# Challenge
Each entry below must be repeated word for word.

Dataset items
+ + + +

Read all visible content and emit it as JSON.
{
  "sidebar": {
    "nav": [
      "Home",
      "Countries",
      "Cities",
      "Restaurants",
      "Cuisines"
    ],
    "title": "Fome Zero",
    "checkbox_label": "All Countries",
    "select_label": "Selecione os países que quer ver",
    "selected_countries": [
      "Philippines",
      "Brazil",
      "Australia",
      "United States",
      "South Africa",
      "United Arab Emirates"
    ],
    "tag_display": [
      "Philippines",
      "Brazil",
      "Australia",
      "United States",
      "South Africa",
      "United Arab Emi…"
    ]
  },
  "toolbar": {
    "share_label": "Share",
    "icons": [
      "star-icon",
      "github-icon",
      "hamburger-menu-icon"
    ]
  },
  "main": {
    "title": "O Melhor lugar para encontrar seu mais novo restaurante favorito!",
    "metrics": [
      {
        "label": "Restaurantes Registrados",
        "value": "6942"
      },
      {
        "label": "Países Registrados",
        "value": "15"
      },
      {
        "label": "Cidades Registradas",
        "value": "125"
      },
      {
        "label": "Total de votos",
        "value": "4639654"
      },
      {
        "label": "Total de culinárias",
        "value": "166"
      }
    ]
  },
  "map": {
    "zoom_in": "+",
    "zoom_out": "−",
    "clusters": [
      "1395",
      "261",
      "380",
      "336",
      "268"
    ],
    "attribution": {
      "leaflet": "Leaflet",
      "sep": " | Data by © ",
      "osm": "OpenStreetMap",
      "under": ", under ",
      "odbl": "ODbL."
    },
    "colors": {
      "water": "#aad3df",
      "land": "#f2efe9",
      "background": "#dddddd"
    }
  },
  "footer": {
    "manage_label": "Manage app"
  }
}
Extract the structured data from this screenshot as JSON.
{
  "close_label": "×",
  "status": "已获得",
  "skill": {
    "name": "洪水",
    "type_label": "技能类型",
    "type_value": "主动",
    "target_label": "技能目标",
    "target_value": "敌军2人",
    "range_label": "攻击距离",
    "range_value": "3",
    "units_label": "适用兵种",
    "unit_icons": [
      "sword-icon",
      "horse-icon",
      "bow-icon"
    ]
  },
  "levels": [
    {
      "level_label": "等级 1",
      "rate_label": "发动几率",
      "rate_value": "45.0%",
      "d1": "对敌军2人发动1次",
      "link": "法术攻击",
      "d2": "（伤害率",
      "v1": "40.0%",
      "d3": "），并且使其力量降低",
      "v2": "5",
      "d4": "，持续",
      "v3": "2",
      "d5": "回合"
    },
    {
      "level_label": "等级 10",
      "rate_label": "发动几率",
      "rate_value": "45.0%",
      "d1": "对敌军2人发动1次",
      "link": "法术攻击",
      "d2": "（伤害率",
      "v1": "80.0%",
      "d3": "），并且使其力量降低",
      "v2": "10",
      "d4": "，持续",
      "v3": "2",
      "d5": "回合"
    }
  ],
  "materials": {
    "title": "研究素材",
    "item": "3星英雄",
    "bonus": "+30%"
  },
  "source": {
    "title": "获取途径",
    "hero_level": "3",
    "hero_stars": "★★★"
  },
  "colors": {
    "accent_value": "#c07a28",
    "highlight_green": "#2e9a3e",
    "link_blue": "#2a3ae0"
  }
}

+ + + +

# Written solution
Read all visible content and emit it as JSON.
{
  "sidebar": {
    "nav": [
      "Home",
      "Countries",
      "Cities",
      "Restaurants",
      "Cuisines"
    ],
    "title": "Fome Zero",
    "checkbox_label": "All Countries",
    "select_label": "Selecione os países que quer ver",
    "selected_countries": [
      "Philippines",
      "Brazil",
      "Australia",
      "United States",
      "South Africa",
      "United Arab Emirates"
    ],
    "tag_display": [
      "Philippines",
      "Brazil",
      "Australia",
      "United States",
      "South Africa",
      "United Arab Emi…"
    ]
  },
  "toolbar": {
    "share_label": "Share",
    "icons": [
      "star-icon",
      "github-icon",
      "hamburger-menu-icon"
    ]
  },
  "main": {
    "title": "O Melhor lugar para encontrar seu mais novo restaurante favorito!",
    "metrics": [
      {
        "label": "Restaurantes Registrados",
        "value": "6942"
      },
      {
        "label": "Países Registrados",
        "value": "15"
      },
      {
        "label": "Cidades Registradas",
        "value": "125"
      },
      {
        "label": "Total de votos",
        "value": "4639654"
      },
      {
        "label": "Total de culinárias",
        "value": "166"
      }
    ]
  },
  "map": {
    "zoom_in": "+",
    "zoom_out": "−",
    "clusters": [
      "1395",
      "261",
      "380",
      "336",
      "268"
    ],
    "attribution": {
      "leaflet": "Leaflet",
      "sep": " | Data by © ",
      "osm": "OpenStreetMap",
      "under": ", under ",
      "odbl": "ODbL."
    },
    "colors": {
      "water": "#aad3df",
      "land": "#f2efe9",
      "background": "#dddddd"
    }
  },
  "footer": {
    "manage_label": "Manage app"
  }
}
Extract the structured data from this screenshot as JSON.
{
  "close_label": "×",
  "status": "已获得",
  "skill": {
    "name": "洪水",
    "type_label": "技能类型",
    "type_value": "主动",
    "target_label": "技能目标",
    "target_value": "敌军2人",
    "range_label": "攻击距离",
    "range_value": "3",
    "units_label": "适用兵种",
    "unit_icons": [
      "sword-icon",
      "horse-icon",
      "bow-icon"
    ]
  },
  "levels": [
    {
      "level_label": "等级 1",
      "rate_label": "发动几率",
      "rate_value": "45.0%",
      "d1": "对敌军2人发动1次",
      "link": "法术攻击",
      "d2": "（伤害率",
      "v1": "40.0%",
      "d3": "），并且使其力量降低",
      "v2": "5",
      "d4": "，持续",
      "v3": "2",
      "d5": "回合"
    },
    {
      "level_label": "等级 10",
      "rate_label": "发动几率",
      "rate_value": "45.0%",
      "d1": "对敌军2人发动1次",
      "link": "法术攻击",
      "d2": "（伤害率",
      "v1": "80.0%",
      "d3": "），并且使其力量降低",
      "v2": "10",
      "d4": "，持续",
      "v3": "2",
      "d5": "回合"
    }
  ],
  "materials": {
    "title": "研究素材",
    "item": "3星英雄",
    "bonus": "+30%"
  },
  "source": {
    "title": "获取途径",
    "hero_level": "3",
    "hero_stars": "★★★"
  },
  "colors": {
    "accent_value": "#c07a28",
    "highlight_green": "#2e9a3e",
    "link_blue": "#2a3ae0"
  }
}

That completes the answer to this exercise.